Tekstfragment:
▼

Houding van Couperus, Brieven van een Nutteloozen Toeschouwer. ‘Ik kan er niets aan doen, ik onderga.’ Betrekkelijk waar. Verschil met 1914, dat wij enerzijds meer het gevoel hebben er iets tegen gedaan te hebben, anderzijds duidelijk partij kunnen kiezen (voor het ‘minimum’). Maar in laatste instantie altijd: afkeer van deze ‘collectieve manifestatie’, die alles uitschakelt, waardoor ik het gevoel had te leven. Zolang de minima hier blijven, zal dit echter draaglijk zijn. Dit bevordert egoïsme, neutraliteit; neutraal betekent in deze omstandigheden: minima nog aanwezig.
Soms een onbedrieglijk gevoel, dat ik bestemd ben om de zwijnderij, die komt, te overleven. Een ander maal het gevoel, dat dit gevoel het ergste en liefelijkste zelfbedrog is.
‘Voor de toekomst vechten’: een leuze, die onzinnig is voor het individu, dat niet weet, of het deel zal hebben aan die toekomst. Er is geen enkel compromis mogelijk tussen de collectieve leuzen en de wanhoop van het individu, dat zich realiseert, opgeofferd te worden voor een ‘idee’. Sjestow. De meeste mensen schijnen zich dat echter niet te realiseren, of alleen in buien van ‘zenuwachtigheid’. Zegen der gezamenlijke domheid, der leuzen; hoop, dat men zich die domheid eigen kan maken op het moment, dat het nodig is, of dan cyaankali bij de hand heeft.
Wonderlijke gedachte: dat het nageslacht over de Septemberdagen van 1939 zal spreken zoals wij over Juli 1914: als dingen, die uit elkaar logisch voortvloeien, die zus of zo moesten geschieden, omdat de verhoudingen zus of zo lagen. Voor ons is er op dit ogenblik niets dan een zwart gat met speculaties. Wij weten alleen, dat er een einde moet komen aan het regiem van Hitler of een einde aan ons.
Het vertrouwen, waarmee sommige mensen (Schwarzschild, Erika Mann) spreken over de zekerheid van de eindoverwinning, maakt mij sceptisch. Mijn vertrouwen berust alleen op de overtuiging, dat er anders in Europa geen leven meer mogelijk zal zijn; is in laatste instantie toch weer irrationeel, maar ik kan niet verder denken; de andere mogelijkheid, Hitlers overwinning, is ‘vervloekt’.

▲

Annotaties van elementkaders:
▼

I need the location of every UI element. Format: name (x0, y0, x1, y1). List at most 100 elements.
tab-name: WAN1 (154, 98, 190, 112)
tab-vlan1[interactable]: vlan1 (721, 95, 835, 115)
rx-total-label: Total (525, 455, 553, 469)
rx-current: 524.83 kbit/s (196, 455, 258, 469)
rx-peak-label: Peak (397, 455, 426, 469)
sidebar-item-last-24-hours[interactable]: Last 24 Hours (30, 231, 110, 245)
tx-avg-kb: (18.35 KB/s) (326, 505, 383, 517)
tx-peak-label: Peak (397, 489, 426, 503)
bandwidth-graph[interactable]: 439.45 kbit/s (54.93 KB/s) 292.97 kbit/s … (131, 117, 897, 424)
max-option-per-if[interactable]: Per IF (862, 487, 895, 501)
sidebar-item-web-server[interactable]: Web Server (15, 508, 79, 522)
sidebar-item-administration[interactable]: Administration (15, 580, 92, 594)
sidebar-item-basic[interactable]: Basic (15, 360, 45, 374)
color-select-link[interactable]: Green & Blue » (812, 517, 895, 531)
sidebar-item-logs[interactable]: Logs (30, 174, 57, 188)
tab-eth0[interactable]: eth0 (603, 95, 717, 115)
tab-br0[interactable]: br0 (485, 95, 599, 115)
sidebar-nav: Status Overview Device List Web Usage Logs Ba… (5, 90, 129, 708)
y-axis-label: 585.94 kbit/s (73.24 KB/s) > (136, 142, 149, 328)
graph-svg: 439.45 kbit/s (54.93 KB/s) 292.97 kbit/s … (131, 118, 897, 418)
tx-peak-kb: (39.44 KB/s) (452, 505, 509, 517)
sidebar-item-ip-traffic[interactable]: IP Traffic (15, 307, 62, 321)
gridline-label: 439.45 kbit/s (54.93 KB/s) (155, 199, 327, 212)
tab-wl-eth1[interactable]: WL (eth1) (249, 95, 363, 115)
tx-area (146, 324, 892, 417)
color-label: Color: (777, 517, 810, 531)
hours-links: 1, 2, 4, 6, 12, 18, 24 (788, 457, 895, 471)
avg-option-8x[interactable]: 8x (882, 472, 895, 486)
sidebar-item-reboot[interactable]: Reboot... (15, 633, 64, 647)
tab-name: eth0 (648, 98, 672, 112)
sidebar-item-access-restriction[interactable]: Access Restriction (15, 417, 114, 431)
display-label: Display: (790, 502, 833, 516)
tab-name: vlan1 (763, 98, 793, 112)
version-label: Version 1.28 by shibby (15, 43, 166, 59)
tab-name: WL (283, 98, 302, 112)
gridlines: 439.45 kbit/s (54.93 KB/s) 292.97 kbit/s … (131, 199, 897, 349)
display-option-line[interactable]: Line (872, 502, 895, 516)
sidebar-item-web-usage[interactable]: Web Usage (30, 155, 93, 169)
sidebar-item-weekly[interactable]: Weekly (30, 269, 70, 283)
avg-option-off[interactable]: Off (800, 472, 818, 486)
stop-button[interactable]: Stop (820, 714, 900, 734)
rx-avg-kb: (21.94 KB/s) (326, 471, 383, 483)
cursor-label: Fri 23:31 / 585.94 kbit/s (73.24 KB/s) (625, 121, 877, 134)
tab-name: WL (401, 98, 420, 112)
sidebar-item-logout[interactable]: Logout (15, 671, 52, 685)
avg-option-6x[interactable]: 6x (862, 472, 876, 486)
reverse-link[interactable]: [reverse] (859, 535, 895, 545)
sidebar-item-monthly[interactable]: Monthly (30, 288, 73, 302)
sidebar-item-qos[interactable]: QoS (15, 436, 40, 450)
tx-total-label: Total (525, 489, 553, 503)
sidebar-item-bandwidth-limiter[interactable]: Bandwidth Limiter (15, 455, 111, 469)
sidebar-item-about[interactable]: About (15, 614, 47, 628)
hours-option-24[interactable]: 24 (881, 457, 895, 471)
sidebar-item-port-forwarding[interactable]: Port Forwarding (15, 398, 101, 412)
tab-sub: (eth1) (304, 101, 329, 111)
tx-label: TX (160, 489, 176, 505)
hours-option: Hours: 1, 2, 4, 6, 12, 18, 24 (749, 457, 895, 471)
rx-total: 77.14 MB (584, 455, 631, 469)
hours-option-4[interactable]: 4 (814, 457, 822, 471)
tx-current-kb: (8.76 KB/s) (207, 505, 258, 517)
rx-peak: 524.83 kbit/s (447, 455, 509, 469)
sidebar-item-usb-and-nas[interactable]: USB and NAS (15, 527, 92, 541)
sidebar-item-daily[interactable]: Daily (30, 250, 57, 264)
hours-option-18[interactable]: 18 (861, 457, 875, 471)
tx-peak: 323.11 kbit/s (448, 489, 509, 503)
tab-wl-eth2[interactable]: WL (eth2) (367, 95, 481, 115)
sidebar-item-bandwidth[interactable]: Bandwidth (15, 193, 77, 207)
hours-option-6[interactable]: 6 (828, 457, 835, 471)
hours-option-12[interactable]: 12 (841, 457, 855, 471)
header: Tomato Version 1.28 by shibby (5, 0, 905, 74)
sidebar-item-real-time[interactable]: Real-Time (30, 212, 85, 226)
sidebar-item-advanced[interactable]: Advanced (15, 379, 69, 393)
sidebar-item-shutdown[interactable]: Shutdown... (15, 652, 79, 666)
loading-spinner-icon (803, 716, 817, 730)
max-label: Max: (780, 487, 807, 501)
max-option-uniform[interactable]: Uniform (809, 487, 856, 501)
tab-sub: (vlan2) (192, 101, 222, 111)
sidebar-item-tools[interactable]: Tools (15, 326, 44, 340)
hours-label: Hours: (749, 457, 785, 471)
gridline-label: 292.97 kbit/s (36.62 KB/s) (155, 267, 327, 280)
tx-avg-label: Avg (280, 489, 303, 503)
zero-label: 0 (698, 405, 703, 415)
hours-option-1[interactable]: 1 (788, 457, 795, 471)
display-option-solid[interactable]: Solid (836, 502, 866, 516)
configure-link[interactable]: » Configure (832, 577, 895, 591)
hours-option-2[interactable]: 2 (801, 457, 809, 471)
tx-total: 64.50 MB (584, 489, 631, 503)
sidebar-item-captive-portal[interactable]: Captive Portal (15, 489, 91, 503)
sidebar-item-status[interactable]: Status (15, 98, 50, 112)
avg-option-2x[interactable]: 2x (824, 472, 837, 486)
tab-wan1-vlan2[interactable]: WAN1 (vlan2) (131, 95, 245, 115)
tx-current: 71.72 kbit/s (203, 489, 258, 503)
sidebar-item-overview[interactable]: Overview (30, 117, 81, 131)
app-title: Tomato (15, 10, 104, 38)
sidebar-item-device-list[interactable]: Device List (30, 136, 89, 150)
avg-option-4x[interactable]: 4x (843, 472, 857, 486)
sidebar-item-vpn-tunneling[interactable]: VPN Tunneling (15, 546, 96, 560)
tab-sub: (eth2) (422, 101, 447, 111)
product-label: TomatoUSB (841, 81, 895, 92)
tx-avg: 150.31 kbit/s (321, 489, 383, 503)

▲

Schriftelijke opdracht:
Neem het deel van het tekstfragment letterlijk over, beginnend bij "Wonderlijke gedachte: dat" en eindigend bij "einde aan ons.".

Antwoord opgave:
Wonderlijke gedachte: dat het nageslacht over de Septemberdagen van 1939 zal spreken zoals wij over Juli 1914: als dingen, die uit elkaar logisch voortvloeien, die zus of zo moesten geschieden, omdat de verhoudingen zus of zo lagen. Voor ons is er op dit ogenblik niets dan een zwart gat met speculaties. Wij weten alleen, dat er een einde moet komen aan het regiem van Hitler of een einde aan ons.